Records for the task =>
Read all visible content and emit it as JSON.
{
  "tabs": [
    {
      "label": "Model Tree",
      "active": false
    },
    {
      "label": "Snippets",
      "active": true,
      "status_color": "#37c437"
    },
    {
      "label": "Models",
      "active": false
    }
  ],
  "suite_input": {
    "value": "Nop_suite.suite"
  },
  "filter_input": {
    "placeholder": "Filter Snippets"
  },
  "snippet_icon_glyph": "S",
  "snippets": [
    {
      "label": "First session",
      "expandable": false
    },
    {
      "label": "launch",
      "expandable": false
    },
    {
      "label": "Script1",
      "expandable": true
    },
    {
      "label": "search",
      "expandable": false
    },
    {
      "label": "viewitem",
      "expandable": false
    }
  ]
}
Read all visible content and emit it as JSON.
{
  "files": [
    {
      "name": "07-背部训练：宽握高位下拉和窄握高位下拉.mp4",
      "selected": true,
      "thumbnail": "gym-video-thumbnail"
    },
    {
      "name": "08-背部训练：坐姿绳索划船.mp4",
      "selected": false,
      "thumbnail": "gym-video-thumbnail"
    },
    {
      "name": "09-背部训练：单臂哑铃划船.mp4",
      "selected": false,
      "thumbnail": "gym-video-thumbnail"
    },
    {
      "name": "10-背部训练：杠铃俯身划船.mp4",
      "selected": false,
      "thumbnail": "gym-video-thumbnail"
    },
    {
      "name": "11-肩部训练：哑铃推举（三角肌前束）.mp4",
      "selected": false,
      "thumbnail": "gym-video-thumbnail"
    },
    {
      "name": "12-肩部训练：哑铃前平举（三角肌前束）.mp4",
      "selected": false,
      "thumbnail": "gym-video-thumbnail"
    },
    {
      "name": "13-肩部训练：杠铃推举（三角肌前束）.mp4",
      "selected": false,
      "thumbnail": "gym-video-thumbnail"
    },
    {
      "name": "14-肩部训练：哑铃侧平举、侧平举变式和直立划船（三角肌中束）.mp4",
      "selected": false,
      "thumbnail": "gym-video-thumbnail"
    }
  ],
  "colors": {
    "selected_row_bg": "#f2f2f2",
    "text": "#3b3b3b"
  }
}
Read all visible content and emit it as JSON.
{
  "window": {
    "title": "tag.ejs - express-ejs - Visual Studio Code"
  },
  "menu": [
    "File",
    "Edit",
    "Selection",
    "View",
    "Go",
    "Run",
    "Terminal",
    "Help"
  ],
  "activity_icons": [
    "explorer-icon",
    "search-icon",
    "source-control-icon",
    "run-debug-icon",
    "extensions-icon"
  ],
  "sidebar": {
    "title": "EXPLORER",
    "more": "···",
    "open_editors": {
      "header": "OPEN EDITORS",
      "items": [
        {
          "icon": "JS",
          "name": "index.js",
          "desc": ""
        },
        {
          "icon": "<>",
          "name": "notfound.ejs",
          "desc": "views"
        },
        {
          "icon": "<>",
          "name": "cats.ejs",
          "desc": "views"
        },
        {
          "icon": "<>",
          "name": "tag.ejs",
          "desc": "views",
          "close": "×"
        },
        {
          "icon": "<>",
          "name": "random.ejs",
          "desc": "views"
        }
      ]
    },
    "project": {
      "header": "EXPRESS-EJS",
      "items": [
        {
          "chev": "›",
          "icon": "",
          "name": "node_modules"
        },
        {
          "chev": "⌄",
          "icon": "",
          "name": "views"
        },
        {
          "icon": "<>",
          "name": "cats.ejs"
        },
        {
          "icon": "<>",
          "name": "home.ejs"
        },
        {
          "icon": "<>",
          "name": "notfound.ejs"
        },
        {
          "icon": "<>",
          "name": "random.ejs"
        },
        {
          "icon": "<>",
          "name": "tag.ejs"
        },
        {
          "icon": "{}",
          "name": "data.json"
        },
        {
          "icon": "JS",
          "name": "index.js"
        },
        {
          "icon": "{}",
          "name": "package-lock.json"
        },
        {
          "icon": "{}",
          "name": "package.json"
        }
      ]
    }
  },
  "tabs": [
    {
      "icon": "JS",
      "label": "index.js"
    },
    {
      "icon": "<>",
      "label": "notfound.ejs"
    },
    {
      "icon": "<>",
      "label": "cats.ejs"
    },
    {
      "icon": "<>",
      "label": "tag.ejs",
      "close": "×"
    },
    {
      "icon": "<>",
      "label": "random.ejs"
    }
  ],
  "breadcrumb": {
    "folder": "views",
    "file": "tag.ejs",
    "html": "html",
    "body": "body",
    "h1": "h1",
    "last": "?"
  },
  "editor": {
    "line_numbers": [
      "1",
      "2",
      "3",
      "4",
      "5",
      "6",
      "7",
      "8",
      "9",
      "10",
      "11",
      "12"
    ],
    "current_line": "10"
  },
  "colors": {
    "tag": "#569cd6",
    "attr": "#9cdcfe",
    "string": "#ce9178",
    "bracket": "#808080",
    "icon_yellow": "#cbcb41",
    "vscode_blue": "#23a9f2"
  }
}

Exercise aim =>
Locate all lines in the listing above with the word "header" and copy them.

Complete output =>
      "header": "OPEN EDITORS",
      "header": "EXPRESS-EJS",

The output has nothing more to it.